#### EXERCISE TEXT:
━━━━━━━━━━━━━━━━━━━━━━━━━━━━━━

Have you ever seen your child or ward taking Lipton soaked with regal gin, dry pawpaw leaves, hypo in Lacasera, Tom Tom in Lacasera?

Operatives of the National Drug Law Enforcement Agency (NDLEA) recently arrested a medical doctor, Jane Ofoma, in Auchi, Edo, for selling drugged cookies and biscuits.

Mr Femi Babafemi, the Spokesperson of NDLEA said Ofoma sold the drugged cookies and biscuits through an online catering service, Omachi’s kitchen.

He said at least 94 pieces of cookies produced with cannabis sativa were recovered from the suspect.

Babafemi said that the 26-year-old Ofoma, confessed to baking the cookies with substances.

A visit to the Rehabilitation Ward, for drug addicts, Karu General Hospital, Abuja, showed how young people are involved in drug addiction.

One of the parents who refused to give her name said she was forced to bring her son to the rehabilitation centre after he threatened to kill himself. She said that he left a suicide note to that effect.

She said that her son was engrossed in substance abuse for years, resulting to him selling everything he lays his hand on.

She said that the suicide note he wrote was the last straw that pushed the family to consider bringing him to the rehabilitation centre in a bid to seek a lasting solution.

A pharmacist, Opeyemi Ogunyemi, attributed drug and substance abuse to peer pressure.

She urged parents to raise children with healthy self-esteem to be able to say NO to drug abuse.

“Many of these young boys and girls go into these drugs in their quest for acceptance. Some want to prove that they’re equally as tough as their peers, so they succumb to the pressure,’’ she said.

Chairman of NDLEA, retired Brig-Gen Buba Marwa, said there is a connection between drug use and the rise in criminality in the country.

He noted that the relationship between substance abuse and crime is a fact, adding that no sane human being will rise against society to commit the atrocities the country is witnessing in recent years.

He added that such an individual must “first hardened his heart with mind altering substances.’’

The NDLEA boss stated that the United Nations Office on Drugs and Crime (UNODC) reports confirmed the alarming trend, stressing that Nigeria has one of the highest drug prevalence in West Africa.

Marwa added that the drug use prevalence in Nigeria, for age 15-64 is approximately 14.3 per cent, which according to him is almost three times the global drug use prevalence of 5.5 per cent.

He noted that the implication of the figure is that drug abuse is almost getting to an epidemic proportion.

He said that there is a stronger certainty about drug link to insecurity with incontrovertible evidence from the theatre of military operations in the North-East.

UNODC noted that more programmes are needed to prevent use of drugs among youths

Dr Akanidomo Ibanga, the National Project Officer, UNODC stated that there was need to go beyond advice by adopting more prevention programmes.

According to him, I say advice is not adequate, if I provide this person with knowledge and other factors, that person is not likely to engage in the use of drugs.

“We have doctors or nurses that are using drugs and addicted to drugs. They are knowledgeable about it.

“So, it is not the knowledge alone that stops the individual from using drugs, there are other factors that need to be taken into consideration.

“It is by addressing these factors that will then prevent young people from engaging in drug abuse.

“So, providing them information about the harm is not adequate in preventing a young person from using drugs.”

Ibanga advised young people to also know that there were harmful effects in drug abuse.

He said a lot of young Nigerians were into taking drugs without knowing the risk and harm associated with drugs.

He stated that about 17 per cent of the people currently in prisons or in the custodial centres are drug addicts, adding that young people are not seeing drugs as risky.

“Once you don’t see something as being risky in terms of harming you, then you are more prone to the potential to engage in that.

“If you see it as harmful, then you are less likely to engage in it,” Ibanga said.

━━━━━━━━━━━━━━━━━━━━━━━━━━━━━━

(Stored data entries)
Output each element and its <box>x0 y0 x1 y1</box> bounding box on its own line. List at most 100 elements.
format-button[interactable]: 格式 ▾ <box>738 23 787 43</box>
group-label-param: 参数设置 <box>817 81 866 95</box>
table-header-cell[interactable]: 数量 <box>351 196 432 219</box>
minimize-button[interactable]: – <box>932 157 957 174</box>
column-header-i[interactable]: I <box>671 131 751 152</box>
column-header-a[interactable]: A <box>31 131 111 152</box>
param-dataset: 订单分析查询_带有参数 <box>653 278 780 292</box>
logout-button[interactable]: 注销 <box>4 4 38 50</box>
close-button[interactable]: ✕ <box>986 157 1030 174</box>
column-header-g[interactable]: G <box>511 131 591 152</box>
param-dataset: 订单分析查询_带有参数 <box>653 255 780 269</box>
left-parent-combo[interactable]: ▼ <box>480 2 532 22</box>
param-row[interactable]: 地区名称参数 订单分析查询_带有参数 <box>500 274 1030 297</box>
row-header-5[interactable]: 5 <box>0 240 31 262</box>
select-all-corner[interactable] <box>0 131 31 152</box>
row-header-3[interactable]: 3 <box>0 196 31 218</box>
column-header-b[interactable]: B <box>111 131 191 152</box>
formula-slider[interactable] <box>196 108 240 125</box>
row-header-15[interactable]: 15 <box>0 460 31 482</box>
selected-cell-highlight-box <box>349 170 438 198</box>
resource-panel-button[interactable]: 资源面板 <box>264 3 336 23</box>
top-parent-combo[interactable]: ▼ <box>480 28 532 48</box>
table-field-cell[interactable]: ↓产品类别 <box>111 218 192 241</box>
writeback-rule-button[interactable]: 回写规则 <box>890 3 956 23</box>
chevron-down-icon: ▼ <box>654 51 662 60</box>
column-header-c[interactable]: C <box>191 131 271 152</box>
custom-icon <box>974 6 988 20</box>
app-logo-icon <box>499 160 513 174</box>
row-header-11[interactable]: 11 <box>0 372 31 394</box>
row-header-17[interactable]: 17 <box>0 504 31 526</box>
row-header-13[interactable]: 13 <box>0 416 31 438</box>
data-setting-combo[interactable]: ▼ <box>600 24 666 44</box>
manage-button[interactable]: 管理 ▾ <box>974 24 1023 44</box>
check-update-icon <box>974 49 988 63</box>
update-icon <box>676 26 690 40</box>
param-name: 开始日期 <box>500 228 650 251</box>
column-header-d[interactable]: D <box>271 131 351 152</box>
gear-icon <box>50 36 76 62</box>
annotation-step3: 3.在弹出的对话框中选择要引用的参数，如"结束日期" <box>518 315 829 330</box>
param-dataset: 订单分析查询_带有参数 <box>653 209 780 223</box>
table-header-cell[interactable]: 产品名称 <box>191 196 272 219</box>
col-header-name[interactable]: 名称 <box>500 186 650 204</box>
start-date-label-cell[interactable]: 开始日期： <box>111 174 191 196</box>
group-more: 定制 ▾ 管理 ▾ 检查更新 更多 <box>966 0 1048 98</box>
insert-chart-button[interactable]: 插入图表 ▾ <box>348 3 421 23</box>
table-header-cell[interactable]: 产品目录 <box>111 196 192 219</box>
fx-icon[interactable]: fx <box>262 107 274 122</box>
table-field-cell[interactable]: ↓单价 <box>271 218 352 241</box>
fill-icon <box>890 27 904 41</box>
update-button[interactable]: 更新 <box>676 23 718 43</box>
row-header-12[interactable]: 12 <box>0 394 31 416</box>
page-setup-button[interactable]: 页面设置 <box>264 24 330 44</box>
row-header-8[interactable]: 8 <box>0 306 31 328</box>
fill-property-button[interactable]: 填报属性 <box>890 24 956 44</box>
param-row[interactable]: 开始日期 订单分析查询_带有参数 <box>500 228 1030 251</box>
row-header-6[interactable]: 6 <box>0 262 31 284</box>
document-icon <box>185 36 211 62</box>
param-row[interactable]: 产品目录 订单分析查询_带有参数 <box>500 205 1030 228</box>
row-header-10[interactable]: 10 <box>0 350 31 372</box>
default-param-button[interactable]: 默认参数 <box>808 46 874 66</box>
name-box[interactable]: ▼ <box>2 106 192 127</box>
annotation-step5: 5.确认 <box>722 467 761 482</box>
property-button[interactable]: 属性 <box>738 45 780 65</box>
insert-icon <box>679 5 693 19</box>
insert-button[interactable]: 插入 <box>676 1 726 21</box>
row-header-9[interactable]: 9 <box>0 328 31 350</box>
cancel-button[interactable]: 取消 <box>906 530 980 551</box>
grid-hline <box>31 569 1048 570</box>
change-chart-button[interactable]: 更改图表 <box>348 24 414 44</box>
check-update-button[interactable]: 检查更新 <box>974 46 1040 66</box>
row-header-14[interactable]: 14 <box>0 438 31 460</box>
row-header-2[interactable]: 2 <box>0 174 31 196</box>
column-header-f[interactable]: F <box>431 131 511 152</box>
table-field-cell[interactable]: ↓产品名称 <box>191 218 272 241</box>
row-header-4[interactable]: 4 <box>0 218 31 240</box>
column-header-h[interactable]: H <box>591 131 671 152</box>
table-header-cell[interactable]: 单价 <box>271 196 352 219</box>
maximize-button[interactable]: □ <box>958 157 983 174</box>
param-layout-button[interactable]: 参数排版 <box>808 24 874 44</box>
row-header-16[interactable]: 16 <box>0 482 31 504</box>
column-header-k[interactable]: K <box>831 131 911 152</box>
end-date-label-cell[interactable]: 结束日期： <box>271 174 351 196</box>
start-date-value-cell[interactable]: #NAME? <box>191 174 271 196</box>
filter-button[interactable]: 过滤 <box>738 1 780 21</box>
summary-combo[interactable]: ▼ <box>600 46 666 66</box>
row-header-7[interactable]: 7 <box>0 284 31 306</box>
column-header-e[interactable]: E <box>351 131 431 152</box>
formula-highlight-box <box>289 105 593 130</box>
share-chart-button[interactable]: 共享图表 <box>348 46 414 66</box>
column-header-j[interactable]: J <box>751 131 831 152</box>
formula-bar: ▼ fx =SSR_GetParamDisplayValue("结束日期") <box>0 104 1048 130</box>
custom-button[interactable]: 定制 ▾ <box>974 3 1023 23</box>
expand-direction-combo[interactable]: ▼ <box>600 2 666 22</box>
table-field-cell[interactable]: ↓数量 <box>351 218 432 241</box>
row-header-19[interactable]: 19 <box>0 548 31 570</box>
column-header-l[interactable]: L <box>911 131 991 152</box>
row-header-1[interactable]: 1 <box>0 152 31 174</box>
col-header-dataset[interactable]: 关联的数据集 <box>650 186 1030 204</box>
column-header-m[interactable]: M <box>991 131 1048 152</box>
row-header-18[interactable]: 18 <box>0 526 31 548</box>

━━━━━━━━━━━━━━━━━━━━━━━━━━━━━━

#### TASK ITEM:
According to the article on drug abuse in Nigeria, what is the approximate drug use prevalence in Nigeria for people aged 15 to 64? The entries have no connection to the article on drug abuse in Nigeria.

#### WRITTEN REPLY:
Approximately 14.3 percent.